● **PROBLEM 1**
List every guest with whom Richard Dworsky is said to have collaborated, according to the performer biographies below.
● **PROBLEM 2**
Carry the performer biographies below further, picking up right after their last sentence.

EXERCISE PASSAGE START

  • Sharon Olds

    In 1980, Sharon Olds published her first book of poems, Satan Says. It received the inaugural San Francisco Poetry Center Award. Her most recent collection is 2012's Stag's Leap (Alfred A. Knopf), for which she won the Pulitzer Prize. She teaches at New York University's Graduate Program in Creative Writing and is involved in NYU's outreach workshops for residents of Goldwater Hospital on Roosevelt Island, and for veterans of the Iraq and Afghanistan wars. From 1998 to 2000, she was New York State Poet Laureate.
  • Garrison Keillor

    Garrison Keillor was born in 1942 in Anoka, Minnesota. He went to work for Minnesota Public Radio in 1969, and on July 6, 1974, he hosted the first broadcast of A Prairie Home Companion in St. Paul. He is the host of The Writer's Almanac and the editor of the Good Poems series of anthologies from Viking.
  • Rich Dworsky and the Dworsky New York Orchestra

    Richard Dworsky Keyboardist, composer, and arranger Richard Dworsky is APHC's music director. He leads the band, composes themes, improvises script underscores, and collaborates with such diverse guests as Yo-Yo Ma, James Taylor, Brad Paisley, Kristin Chenoweth, and Sheryl Crow. He has released many recordings of original material and has provided music for documentaries on HBO and PBS.
    Bassist Jeff Carney is always in demand -- in Broadway orchestras, on jingles and film soundtracks, and as accompanist for jazz giants and popular music stars. A professor of double bass and electric bass at the New School for Jazz and Contemporary Music, he is also principal bassist with the New York Pops Orchestra at Carnegie Hall, and has appeared with the New York Philharmonic, the San Francisco Symphony, and more.
    Bernie Dresel has been in the percussion game since he got his first drum kit at the age of two. After graduating from the Eastman School of Music, he headed to Los Angeles. He's worked with countless artists, from Chaka Khan and Maynard Ferguson to David Byrne and Brian Wilson, and spent 15 years with the Brian Setzer Orchestra. He currently plays with Gordon Goodwin's Big Phat Band and heads up his own 12-piece funk band, BERN.
    When Richard Kriehn turned 10, his mom bought him a mandolin; at 19, he'd won the Buck White International Mandolin Contest. He went on to play with the Nashville Mandolin Ensemble and bluegrass group 1946. On the classical side, he has performed with numerous orchestras and was principal second violin for the Washington/Idaho Symphony.

EXERCISE PASSAGE END
RAW DATA START

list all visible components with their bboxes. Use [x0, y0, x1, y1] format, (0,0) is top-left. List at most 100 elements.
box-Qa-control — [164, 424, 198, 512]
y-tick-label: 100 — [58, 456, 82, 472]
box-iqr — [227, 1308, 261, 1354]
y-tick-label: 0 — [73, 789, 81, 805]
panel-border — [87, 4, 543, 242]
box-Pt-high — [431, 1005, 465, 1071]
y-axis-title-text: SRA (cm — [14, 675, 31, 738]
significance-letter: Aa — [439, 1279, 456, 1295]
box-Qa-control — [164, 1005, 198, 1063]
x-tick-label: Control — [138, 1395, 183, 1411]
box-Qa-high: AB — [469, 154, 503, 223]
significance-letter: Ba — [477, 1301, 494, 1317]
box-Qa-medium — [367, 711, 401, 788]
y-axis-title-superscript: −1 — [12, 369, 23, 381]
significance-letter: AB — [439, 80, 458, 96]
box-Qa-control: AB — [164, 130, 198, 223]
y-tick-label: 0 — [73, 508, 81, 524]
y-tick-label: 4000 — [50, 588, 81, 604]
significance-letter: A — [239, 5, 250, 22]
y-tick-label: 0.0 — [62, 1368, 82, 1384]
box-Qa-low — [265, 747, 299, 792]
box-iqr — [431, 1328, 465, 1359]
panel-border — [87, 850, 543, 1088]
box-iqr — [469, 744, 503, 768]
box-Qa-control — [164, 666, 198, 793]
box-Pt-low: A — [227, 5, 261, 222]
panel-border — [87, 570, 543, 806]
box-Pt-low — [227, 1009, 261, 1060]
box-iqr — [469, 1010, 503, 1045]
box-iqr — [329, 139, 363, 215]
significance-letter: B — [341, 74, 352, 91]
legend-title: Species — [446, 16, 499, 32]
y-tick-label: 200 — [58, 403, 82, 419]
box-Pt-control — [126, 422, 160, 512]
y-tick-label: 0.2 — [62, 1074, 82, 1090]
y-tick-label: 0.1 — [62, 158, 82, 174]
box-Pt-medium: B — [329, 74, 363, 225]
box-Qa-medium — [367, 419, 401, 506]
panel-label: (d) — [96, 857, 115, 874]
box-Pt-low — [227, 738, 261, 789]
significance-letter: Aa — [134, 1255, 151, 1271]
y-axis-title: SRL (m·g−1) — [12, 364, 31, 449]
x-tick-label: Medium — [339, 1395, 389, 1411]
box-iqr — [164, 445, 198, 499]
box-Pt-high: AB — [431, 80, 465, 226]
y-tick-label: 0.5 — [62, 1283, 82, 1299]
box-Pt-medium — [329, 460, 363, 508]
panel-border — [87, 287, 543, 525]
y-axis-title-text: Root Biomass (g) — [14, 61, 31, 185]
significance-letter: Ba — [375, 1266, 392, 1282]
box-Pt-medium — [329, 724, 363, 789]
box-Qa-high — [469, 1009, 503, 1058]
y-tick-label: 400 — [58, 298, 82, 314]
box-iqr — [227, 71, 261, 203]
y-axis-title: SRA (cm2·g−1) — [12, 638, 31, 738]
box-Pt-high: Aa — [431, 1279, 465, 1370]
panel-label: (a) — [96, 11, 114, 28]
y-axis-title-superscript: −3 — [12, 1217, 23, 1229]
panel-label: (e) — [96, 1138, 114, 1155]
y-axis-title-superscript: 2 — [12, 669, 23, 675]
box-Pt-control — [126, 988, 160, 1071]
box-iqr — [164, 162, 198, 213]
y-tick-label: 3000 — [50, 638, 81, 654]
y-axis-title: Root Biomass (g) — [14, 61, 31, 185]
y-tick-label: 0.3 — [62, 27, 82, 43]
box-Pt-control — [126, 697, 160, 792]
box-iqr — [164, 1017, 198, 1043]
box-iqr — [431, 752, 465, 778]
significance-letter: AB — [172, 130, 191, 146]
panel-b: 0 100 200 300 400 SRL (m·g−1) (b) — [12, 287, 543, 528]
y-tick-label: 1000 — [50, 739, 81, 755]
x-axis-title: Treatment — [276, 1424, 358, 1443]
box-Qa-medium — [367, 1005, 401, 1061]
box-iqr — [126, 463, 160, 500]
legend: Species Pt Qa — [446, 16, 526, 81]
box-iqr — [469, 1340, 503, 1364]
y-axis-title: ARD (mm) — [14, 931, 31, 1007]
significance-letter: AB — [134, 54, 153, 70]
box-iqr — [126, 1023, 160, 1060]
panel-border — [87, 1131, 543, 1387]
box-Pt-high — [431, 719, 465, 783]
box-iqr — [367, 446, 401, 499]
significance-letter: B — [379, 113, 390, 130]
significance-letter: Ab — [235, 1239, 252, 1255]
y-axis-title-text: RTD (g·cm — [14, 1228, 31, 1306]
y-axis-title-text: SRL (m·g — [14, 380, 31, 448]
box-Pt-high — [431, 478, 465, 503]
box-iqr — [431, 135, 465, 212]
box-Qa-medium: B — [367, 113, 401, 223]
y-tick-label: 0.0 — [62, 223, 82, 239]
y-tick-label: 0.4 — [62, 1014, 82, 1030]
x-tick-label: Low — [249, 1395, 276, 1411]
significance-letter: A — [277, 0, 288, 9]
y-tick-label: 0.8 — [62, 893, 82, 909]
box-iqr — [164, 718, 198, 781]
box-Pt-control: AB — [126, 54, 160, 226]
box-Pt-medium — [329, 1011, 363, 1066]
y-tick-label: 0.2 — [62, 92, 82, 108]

RAW DATA END

● **ANSWER SPACE 1**
Yo-Yo Ma, James Taylor, Brad Paisley, Kristin Chenoweth, Sheryl Crow

● **ANSWER SPACE 2**
    Bluegrass to big band jazz, Chris Siebold knows his way around a guitar -- or a bunch of other instruments, for that matter. Based in Chicago, he draws from a deep well of influences and styles, and has put his talents to work in ensembles such as Howard Levy's Acoustic Express and Kick the Cat. In 2010, he formed the band Psycles, whose album Live at Martyrs' was released the following year.
  • Tim Russell

    One minute he's mild-mannered Tim Russell; the next he's George Bush or Julia Child or Barack Obama. We've yet to stump this man of many voices. Says fellow APHC actor Sue Scott, "He does a better Ira Glass than Ira Glass." A well-known Twin Cities radio personality and voice actor, Tim appeared in the Robert Altman film A Prairie Home Companion and the Coen brothers' A Serious Man.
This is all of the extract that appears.